Your goal: In the records below, find each line containing the word "اولویت" and copy it.

[Collected data]
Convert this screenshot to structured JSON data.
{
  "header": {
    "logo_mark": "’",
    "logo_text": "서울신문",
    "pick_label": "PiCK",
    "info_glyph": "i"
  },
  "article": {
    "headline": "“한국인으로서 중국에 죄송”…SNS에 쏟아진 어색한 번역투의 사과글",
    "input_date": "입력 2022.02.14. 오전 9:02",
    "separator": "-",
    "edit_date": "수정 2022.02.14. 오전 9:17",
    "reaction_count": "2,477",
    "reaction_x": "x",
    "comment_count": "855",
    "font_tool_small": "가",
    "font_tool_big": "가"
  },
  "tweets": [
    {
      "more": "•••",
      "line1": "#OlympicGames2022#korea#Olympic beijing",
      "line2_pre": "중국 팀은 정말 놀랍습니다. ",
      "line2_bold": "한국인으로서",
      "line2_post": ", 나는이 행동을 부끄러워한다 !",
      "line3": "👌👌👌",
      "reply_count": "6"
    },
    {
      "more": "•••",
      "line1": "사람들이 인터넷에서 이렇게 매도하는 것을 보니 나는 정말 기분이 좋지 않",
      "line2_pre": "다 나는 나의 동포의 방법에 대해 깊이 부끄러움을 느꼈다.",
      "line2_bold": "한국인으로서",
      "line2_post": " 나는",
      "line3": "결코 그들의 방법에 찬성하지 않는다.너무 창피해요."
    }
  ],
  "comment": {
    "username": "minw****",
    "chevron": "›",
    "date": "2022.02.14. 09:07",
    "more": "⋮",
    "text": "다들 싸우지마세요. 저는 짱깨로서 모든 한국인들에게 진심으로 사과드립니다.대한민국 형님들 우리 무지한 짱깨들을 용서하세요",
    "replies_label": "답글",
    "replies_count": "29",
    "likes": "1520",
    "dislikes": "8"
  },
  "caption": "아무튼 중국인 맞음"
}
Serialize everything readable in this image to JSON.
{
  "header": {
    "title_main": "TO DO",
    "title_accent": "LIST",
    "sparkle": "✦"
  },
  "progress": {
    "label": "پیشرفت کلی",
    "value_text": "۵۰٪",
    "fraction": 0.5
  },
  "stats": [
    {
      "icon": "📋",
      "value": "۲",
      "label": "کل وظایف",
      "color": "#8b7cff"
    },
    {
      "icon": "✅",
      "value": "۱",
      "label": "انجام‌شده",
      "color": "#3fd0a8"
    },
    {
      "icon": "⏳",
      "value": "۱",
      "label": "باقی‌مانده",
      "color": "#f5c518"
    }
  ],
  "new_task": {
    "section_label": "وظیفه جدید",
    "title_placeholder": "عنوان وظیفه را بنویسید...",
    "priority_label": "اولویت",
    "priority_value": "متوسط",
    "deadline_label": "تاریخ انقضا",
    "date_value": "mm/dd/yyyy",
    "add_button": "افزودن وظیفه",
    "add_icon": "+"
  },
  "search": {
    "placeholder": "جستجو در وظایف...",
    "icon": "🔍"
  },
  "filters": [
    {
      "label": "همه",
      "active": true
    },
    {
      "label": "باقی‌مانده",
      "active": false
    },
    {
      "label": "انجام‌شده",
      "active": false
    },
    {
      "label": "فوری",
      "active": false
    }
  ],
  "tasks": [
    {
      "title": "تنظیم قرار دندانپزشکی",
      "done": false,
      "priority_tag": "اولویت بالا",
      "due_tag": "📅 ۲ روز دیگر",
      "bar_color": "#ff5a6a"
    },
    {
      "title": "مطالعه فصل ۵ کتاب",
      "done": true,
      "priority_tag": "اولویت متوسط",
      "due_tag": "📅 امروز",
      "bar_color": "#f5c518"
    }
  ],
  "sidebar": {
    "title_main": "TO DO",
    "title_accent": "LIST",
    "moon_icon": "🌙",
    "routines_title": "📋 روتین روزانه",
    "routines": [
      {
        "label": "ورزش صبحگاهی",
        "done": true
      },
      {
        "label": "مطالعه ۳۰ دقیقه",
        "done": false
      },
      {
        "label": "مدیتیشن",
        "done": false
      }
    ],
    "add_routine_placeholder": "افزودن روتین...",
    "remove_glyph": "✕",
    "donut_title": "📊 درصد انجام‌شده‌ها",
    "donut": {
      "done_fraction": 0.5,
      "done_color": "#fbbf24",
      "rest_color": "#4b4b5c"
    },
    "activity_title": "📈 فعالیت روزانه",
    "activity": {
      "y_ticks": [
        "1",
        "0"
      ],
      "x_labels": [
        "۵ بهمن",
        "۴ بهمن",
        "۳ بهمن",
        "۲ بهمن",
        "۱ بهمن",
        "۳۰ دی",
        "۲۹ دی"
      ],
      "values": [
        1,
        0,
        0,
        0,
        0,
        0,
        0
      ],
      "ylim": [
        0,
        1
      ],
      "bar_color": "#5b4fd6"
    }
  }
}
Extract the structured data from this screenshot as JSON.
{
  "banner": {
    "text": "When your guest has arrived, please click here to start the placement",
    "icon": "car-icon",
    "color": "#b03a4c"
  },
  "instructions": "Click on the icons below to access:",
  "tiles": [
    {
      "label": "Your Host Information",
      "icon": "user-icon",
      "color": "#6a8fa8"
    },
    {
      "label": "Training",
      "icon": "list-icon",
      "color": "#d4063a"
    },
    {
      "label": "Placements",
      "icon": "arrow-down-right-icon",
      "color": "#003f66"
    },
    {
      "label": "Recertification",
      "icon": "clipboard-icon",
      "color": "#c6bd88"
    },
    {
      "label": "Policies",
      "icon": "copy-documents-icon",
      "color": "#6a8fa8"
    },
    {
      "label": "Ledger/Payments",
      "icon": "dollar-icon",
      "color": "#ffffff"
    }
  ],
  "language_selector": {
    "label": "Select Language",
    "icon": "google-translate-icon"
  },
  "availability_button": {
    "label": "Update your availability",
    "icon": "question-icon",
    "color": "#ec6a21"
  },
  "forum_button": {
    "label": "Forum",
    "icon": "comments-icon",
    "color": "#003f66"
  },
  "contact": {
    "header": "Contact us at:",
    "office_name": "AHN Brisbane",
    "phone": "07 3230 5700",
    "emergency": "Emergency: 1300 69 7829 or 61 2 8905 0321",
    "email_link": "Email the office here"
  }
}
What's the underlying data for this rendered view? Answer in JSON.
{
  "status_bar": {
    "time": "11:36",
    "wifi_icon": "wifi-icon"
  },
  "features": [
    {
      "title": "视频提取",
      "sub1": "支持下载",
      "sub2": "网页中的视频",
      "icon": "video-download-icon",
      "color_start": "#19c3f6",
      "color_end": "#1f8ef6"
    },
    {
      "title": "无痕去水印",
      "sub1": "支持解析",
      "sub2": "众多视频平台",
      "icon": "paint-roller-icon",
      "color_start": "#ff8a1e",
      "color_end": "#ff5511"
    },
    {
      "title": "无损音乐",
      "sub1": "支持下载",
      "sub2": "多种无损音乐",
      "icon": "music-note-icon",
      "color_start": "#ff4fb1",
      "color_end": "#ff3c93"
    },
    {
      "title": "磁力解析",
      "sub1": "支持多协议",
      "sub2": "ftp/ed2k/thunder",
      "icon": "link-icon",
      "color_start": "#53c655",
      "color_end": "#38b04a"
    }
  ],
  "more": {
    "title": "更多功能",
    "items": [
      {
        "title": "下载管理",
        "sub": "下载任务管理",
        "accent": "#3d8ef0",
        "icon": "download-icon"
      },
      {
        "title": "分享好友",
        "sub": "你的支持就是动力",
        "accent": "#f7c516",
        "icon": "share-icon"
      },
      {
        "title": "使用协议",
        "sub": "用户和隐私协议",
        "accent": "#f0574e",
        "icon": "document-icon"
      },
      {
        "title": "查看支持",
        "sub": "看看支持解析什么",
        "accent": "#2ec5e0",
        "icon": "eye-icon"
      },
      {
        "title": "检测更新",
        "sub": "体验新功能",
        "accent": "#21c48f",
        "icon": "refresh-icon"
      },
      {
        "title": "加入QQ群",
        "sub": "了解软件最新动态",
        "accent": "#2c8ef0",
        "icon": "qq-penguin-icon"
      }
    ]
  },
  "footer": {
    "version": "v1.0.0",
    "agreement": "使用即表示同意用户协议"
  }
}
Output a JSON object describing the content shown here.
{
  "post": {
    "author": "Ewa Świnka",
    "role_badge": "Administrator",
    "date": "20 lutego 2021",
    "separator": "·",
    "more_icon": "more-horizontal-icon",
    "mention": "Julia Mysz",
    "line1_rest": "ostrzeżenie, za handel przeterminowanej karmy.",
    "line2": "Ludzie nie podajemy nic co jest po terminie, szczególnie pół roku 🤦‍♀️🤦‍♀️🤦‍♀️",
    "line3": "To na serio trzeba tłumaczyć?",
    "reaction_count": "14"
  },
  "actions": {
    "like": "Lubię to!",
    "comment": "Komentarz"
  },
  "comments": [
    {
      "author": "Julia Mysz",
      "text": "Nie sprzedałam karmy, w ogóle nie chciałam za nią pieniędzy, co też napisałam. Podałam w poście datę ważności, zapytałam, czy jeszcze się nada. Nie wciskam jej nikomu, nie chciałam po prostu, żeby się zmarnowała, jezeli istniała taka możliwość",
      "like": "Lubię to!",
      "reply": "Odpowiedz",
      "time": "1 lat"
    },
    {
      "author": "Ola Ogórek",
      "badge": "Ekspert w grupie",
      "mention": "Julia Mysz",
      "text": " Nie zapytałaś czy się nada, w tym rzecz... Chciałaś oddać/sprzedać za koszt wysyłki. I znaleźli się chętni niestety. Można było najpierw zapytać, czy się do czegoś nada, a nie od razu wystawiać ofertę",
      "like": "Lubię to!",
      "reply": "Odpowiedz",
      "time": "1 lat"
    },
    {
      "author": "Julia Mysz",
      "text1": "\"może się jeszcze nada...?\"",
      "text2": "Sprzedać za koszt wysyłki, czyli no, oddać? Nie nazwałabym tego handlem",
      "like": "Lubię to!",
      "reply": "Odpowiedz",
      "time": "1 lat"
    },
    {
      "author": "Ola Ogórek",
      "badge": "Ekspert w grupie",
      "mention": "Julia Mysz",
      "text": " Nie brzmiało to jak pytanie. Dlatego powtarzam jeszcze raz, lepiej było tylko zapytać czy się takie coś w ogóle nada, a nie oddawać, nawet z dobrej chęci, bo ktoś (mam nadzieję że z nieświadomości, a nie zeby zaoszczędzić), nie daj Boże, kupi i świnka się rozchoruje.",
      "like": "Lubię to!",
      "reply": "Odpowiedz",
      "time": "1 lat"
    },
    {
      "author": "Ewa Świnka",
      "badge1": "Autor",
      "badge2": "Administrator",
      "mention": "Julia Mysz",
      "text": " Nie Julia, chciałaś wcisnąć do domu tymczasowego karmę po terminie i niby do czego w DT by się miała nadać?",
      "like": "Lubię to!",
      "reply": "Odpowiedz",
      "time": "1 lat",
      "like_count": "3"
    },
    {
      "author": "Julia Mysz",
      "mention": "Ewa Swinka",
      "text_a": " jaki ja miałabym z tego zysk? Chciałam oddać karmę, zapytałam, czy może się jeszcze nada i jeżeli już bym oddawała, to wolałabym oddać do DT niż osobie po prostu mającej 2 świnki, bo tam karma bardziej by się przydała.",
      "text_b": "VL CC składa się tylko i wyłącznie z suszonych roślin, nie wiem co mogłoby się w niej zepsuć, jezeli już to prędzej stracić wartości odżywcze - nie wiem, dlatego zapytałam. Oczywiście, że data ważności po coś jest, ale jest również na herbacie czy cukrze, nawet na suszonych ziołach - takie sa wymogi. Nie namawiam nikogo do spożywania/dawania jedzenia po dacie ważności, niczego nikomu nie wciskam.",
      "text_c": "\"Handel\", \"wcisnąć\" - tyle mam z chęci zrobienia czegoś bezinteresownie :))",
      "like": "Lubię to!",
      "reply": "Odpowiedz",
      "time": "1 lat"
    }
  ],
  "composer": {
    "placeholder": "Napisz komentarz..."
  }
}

Task solution:
    "priority_label": "اولویت",
      "priority_tag": "اولویت بالا",
      "priority_tag": "اولویت متوسط",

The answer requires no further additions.